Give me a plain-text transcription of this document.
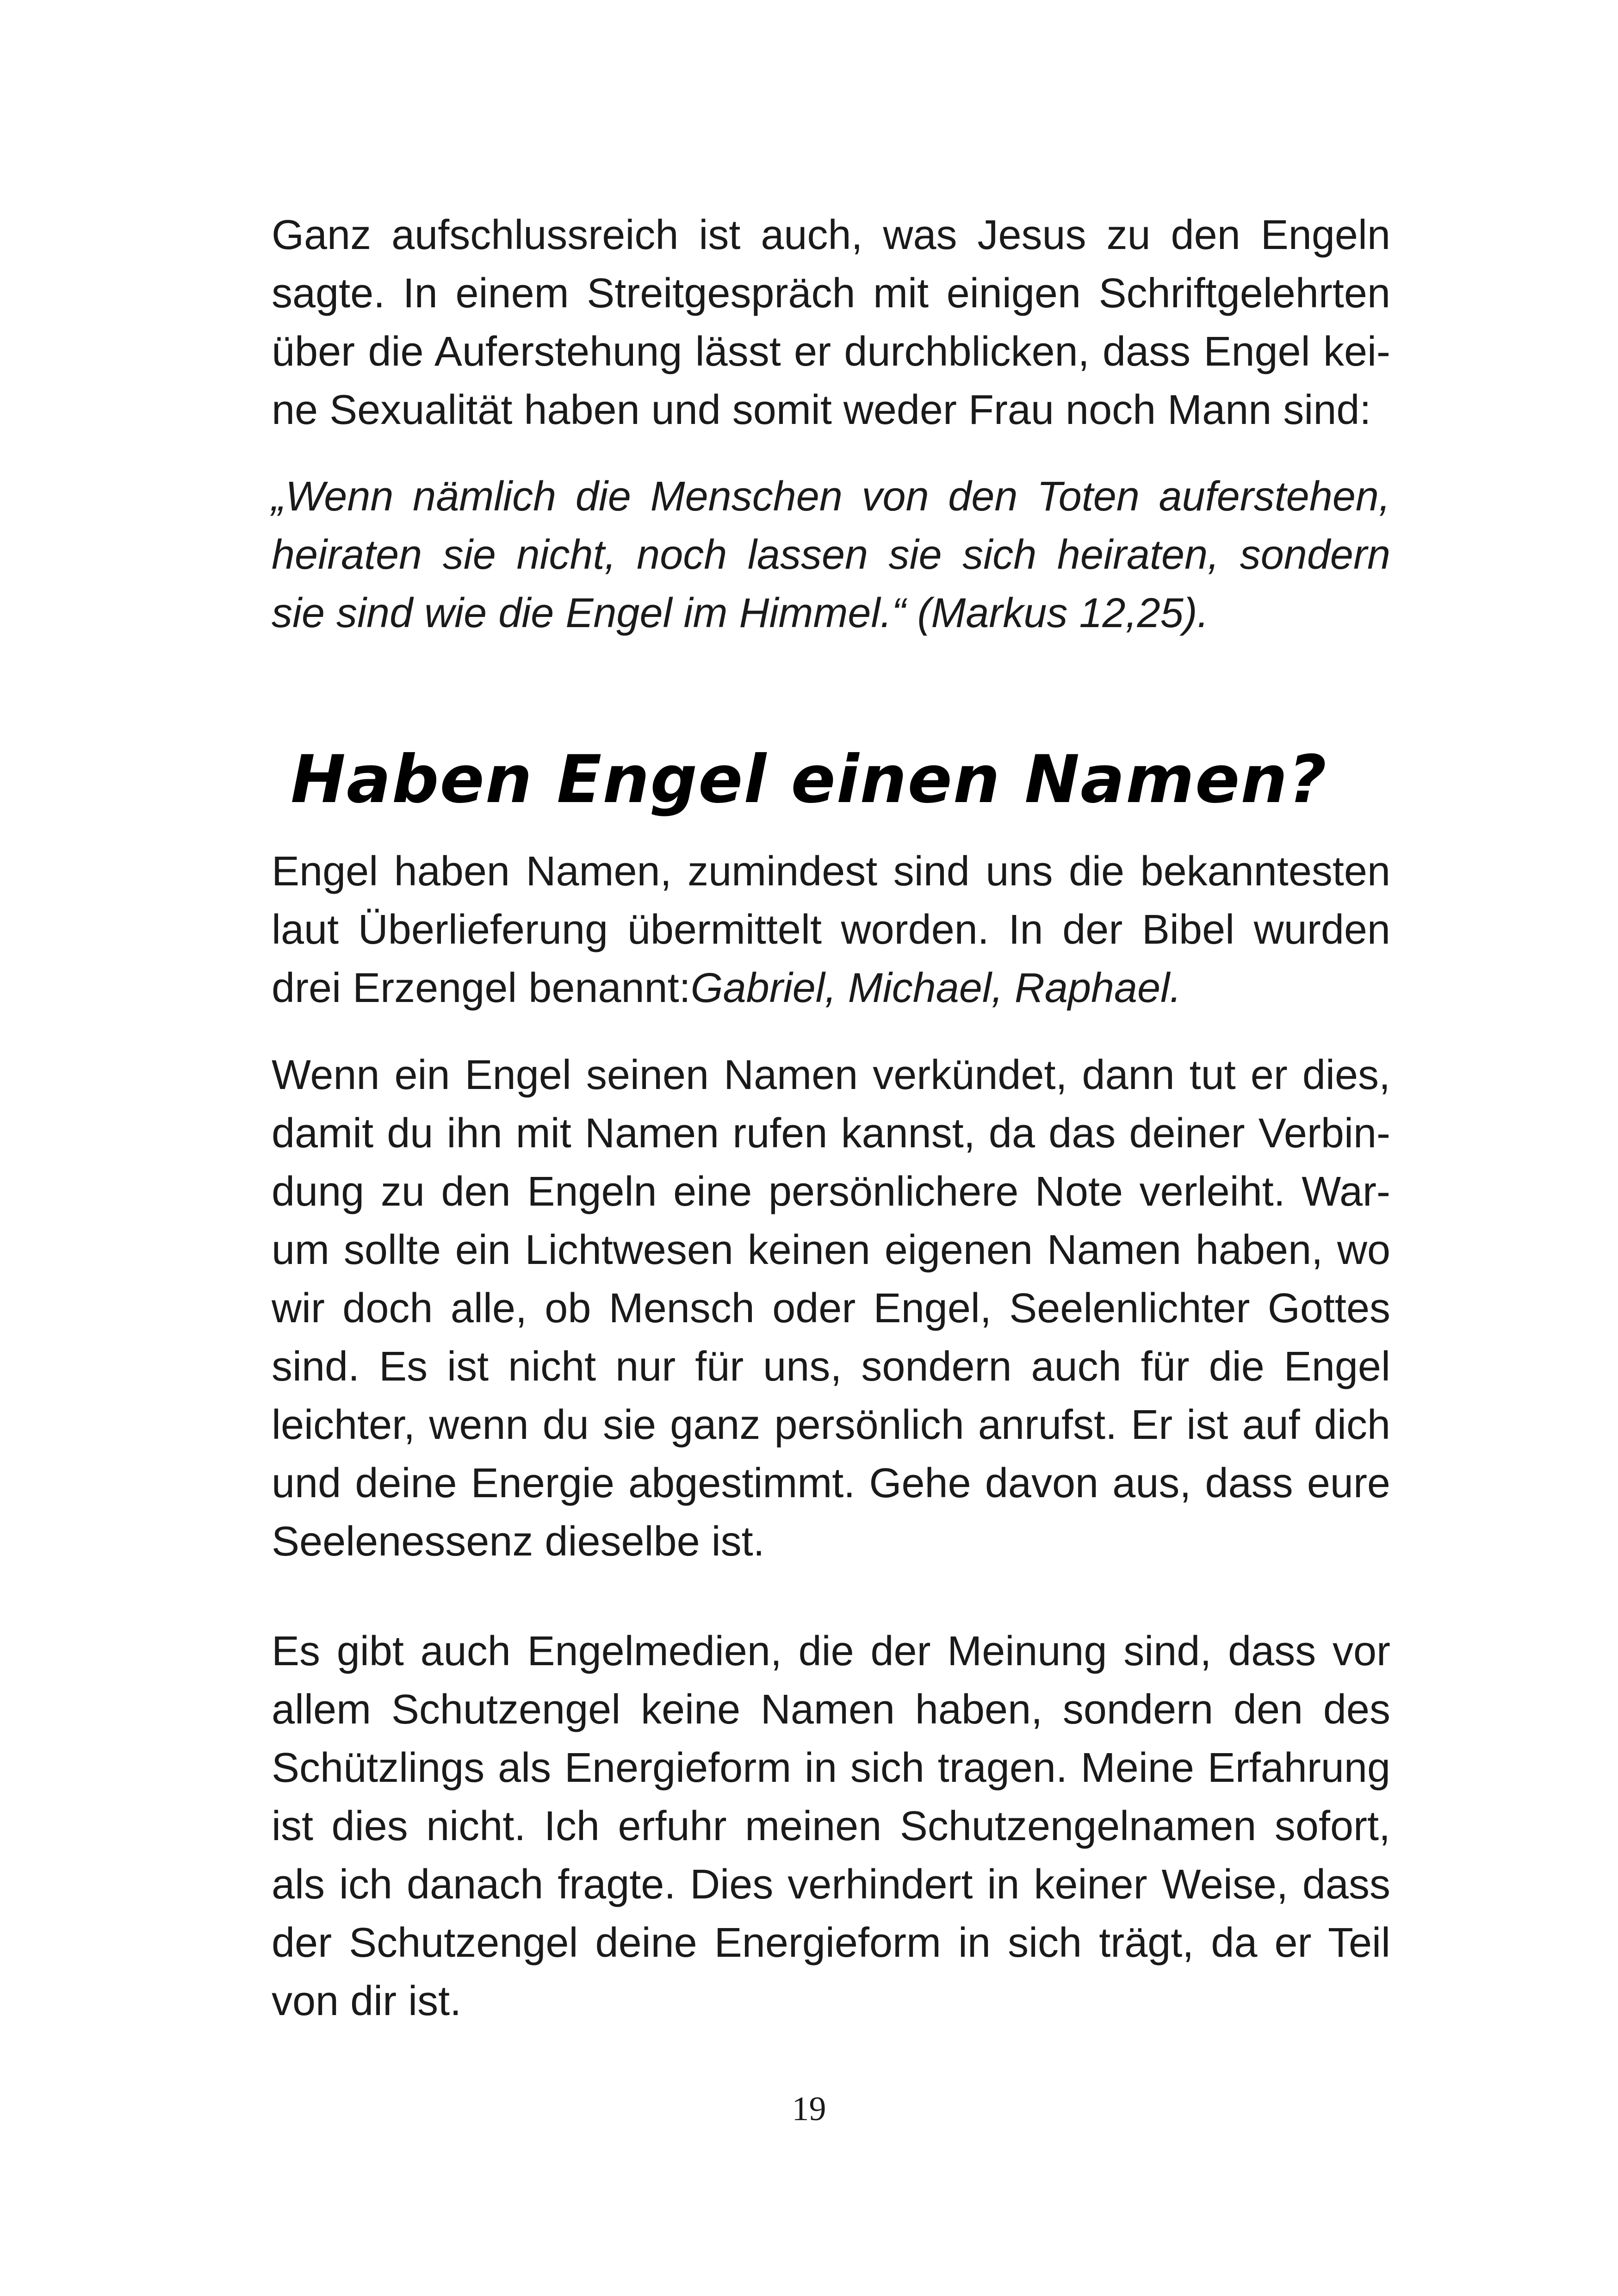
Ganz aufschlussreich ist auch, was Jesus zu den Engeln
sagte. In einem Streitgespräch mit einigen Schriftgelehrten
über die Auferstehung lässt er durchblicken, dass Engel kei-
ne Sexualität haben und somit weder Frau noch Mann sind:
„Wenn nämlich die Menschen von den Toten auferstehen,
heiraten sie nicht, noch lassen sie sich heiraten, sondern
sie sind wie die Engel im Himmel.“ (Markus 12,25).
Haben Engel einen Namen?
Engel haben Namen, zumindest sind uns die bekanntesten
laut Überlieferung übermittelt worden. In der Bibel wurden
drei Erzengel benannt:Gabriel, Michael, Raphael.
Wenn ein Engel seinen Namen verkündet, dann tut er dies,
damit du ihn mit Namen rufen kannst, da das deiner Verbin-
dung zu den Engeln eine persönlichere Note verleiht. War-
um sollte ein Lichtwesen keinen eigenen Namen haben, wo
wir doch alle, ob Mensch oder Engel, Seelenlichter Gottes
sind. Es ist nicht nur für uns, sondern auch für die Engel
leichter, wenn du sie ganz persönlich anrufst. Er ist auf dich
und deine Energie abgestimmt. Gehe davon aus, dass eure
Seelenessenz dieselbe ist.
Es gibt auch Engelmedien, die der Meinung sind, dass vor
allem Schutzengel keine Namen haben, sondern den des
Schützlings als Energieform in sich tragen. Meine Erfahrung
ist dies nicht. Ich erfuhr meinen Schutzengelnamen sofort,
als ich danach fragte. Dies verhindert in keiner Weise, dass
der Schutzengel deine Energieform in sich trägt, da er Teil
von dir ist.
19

**Your instructions:**
How many lines in the listing contain "auch"? Answer with the number alone.

**Solution for this exercise:**
3